▶ INSTRUCTIONS TO FOLLOW
In the listing below, count the lines with "Assets" and report only the figure.

▶ EXERCISE DATA

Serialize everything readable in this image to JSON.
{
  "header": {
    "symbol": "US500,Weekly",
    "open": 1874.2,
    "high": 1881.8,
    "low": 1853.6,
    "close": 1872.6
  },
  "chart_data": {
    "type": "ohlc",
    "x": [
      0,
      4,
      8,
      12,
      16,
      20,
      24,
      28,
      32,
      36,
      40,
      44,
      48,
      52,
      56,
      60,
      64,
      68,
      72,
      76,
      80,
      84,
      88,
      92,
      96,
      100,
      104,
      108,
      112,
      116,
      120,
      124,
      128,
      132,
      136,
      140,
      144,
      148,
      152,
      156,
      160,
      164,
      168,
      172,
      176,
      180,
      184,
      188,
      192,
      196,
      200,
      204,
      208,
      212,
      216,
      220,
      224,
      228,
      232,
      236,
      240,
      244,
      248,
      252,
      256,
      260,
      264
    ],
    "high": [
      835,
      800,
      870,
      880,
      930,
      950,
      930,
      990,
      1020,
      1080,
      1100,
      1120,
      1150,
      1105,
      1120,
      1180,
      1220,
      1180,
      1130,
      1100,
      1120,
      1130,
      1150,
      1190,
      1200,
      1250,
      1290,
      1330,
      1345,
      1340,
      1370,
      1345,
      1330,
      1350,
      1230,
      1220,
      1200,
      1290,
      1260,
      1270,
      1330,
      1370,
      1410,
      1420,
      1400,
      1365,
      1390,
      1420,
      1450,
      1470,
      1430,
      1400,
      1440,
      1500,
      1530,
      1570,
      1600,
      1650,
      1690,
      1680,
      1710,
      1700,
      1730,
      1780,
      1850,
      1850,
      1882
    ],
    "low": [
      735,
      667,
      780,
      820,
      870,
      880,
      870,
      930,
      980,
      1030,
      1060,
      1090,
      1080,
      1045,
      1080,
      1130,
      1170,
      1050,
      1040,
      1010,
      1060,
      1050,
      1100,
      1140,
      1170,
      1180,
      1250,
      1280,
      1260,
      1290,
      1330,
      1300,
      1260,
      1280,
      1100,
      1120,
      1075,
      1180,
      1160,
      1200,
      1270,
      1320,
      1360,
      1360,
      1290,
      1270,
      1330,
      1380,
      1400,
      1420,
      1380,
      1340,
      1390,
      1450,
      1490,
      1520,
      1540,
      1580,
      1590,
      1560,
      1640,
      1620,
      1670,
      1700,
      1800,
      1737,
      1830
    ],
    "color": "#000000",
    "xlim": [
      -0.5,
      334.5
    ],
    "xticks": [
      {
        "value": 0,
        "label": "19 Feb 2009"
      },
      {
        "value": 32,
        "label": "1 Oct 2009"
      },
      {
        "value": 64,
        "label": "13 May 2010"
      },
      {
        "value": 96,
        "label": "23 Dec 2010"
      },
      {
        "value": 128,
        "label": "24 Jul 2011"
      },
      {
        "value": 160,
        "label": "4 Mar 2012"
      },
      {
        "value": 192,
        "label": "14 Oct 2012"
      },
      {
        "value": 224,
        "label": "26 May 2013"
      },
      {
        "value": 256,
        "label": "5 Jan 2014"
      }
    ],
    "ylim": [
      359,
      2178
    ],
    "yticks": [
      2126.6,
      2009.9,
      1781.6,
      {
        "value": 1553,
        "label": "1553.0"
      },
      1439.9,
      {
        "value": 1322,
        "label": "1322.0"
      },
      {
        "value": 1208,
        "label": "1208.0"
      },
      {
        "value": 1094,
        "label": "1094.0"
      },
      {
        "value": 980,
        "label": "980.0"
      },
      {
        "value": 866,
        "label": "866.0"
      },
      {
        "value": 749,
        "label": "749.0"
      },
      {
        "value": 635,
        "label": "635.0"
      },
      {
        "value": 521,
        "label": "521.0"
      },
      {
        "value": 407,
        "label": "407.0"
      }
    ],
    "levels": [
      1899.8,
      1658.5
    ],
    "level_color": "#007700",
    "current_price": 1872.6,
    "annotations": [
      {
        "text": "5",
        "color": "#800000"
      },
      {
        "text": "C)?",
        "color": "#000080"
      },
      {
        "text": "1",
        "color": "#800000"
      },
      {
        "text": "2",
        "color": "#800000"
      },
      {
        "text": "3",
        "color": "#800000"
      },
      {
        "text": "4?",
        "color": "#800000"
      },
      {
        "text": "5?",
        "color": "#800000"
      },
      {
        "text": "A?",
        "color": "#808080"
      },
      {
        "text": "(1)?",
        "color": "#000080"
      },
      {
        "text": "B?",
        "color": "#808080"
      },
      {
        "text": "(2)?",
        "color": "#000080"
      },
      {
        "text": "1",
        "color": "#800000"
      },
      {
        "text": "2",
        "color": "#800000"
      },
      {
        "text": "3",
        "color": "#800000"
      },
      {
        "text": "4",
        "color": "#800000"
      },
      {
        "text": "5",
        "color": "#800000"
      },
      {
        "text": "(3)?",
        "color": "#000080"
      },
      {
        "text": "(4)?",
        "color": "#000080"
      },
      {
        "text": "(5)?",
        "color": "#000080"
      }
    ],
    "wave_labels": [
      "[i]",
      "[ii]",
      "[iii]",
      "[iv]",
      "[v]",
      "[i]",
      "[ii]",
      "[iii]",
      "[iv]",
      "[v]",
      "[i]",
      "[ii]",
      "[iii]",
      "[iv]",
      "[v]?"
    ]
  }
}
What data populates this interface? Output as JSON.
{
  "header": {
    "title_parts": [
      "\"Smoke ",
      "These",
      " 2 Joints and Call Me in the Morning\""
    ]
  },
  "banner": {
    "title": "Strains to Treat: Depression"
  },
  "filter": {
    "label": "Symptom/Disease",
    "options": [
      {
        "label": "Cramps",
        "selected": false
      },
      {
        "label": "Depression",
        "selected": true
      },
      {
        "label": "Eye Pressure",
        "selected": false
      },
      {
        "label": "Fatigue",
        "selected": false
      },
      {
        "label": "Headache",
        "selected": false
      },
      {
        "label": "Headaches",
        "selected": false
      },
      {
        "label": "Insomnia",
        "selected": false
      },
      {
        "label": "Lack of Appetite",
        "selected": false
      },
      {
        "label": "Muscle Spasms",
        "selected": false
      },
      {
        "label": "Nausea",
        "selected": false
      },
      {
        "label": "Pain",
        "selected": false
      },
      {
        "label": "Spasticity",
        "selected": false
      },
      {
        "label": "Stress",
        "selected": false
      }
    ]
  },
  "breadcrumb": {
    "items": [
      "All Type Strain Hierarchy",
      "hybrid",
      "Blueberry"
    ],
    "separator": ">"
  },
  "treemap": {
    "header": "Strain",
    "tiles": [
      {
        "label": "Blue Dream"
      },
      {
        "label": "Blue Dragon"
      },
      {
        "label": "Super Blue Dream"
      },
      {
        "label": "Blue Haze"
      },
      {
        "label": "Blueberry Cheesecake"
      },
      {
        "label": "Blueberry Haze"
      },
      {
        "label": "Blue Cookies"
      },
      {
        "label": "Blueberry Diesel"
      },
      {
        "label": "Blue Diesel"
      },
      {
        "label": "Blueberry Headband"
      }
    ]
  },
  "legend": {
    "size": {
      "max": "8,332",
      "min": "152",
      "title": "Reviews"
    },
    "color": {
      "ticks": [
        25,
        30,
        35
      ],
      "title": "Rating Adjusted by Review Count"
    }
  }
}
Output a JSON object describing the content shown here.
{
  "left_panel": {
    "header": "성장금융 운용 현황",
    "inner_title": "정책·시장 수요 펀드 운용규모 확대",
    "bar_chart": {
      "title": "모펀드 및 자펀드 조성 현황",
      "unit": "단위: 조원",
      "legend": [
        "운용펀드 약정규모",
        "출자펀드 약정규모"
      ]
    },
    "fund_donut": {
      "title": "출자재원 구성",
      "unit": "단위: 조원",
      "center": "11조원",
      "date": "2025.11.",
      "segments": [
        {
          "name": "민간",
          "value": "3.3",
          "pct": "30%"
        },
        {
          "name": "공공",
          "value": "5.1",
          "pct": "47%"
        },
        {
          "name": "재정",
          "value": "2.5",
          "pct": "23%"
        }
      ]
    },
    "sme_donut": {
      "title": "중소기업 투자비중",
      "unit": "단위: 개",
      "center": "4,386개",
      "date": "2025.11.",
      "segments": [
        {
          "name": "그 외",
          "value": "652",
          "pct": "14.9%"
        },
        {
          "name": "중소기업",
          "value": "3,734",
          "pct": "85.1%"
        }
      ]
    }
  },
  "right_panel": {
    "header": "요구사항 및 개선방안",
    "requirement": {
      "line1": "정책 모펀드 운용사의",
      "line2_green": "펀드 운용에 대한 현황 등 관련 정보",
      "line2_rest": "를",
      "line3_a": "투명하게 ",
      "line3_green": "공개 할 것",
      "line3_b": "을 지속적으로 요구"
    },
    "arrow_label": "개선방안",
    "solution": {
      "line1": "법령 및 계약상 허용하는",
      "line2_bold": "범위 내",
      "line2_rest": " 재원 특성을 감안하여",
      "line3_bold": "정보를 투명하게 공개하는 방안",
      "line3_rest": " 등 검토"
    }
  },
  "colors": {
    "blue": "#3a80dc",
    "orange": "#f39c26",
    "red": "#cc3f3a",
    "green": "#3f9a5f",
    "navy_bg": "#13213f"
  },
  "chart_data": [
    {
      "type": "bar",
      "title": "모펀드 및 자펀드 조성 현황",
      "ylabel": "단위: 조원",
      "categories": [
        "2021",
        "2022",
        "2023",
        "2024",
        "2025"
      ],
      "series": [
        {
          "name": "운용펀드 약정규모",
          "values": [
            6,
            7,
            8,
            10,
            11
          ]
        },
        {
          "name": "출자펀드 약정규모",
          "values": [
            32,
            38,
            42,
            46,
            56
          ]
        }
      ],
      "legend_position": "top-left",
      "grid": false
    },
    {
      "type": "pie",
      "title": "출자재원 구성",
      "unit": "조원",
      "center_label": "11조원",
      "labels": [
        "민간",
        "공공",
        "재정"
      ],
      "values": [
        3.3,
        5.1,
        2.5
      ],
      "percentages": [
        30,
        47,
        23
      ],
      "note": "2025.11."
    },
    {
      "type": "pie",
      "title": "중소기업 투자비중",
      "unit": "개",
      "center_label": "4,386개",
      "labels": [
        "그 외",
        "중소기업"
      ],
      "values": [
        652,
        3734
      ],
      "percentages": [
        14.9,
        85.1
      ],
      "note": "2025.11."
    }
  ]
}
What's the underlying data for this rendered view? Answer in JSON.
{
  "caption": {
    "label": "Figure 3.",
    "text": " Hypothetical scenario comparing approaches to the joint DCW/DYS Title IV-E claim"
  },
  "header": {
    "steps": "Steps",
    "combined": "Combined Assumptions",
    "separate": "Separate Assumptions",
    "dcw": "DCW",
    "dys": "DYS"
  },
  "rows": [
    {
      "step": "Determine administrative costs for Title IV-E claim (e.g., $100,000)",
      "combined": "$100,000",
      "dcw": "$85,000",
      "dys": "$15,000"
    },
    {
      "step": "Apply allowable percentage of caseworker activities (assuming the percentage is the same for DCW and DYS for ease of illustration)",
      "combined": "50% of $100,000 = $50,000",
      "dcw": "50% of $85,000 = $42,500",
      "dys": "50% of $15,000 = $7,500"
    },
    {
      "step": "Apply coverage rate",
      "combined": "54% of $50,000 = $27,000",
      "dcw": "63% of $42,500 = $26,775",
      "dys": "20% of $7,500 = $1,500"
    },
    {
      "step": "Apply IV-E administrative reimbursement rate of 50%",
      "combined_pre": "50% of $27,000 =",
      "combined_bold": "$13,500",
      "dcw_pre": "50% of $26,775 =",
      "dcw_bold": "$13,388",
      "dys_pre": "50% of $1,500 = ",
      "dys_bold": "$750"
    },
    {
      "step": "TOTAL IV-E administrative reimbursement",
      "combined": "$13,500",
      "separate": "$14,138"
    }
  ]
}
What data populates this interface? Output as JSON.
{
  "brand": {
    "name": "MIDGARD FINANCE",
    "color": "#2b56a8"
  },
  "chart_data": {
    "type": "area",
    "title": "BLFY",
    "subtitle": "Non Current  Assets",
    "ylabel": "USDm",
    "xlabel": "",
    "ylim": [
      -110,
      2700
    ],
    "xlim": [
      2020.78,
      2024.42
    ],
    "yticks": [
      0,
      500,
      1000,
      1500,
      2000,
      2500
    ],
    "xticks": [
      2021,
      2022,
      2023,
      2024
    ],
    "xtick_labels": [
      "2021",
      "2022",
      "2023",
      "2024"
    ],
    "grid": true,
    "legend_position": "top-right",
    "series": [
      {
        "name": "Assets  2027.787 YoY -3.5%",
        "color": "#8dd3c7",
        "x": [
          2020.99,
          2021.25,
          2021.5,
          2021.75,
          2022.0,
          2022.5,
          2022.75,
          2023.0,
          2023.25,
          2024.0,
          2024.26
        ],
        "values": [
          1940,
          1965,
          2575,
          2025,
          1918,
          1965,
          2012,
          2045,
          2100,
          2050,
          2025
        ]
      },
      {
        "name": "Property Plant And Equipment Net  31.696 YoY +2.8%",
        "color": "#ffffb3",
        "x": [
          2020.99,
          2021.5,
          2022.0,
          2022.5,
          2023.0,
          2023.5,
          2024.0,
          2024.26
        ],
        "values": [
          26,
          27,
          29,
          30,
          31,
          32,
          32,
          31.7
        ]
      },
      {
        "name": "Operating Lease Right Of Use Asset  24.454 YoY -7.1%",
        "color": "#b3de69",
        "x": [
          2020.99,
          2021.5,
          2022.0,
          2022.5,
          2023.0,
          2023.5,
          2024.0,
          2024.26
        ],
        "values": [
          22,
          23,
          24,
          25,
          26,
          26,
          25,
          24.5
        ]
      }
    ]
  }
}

▶ IN RESPONSE
2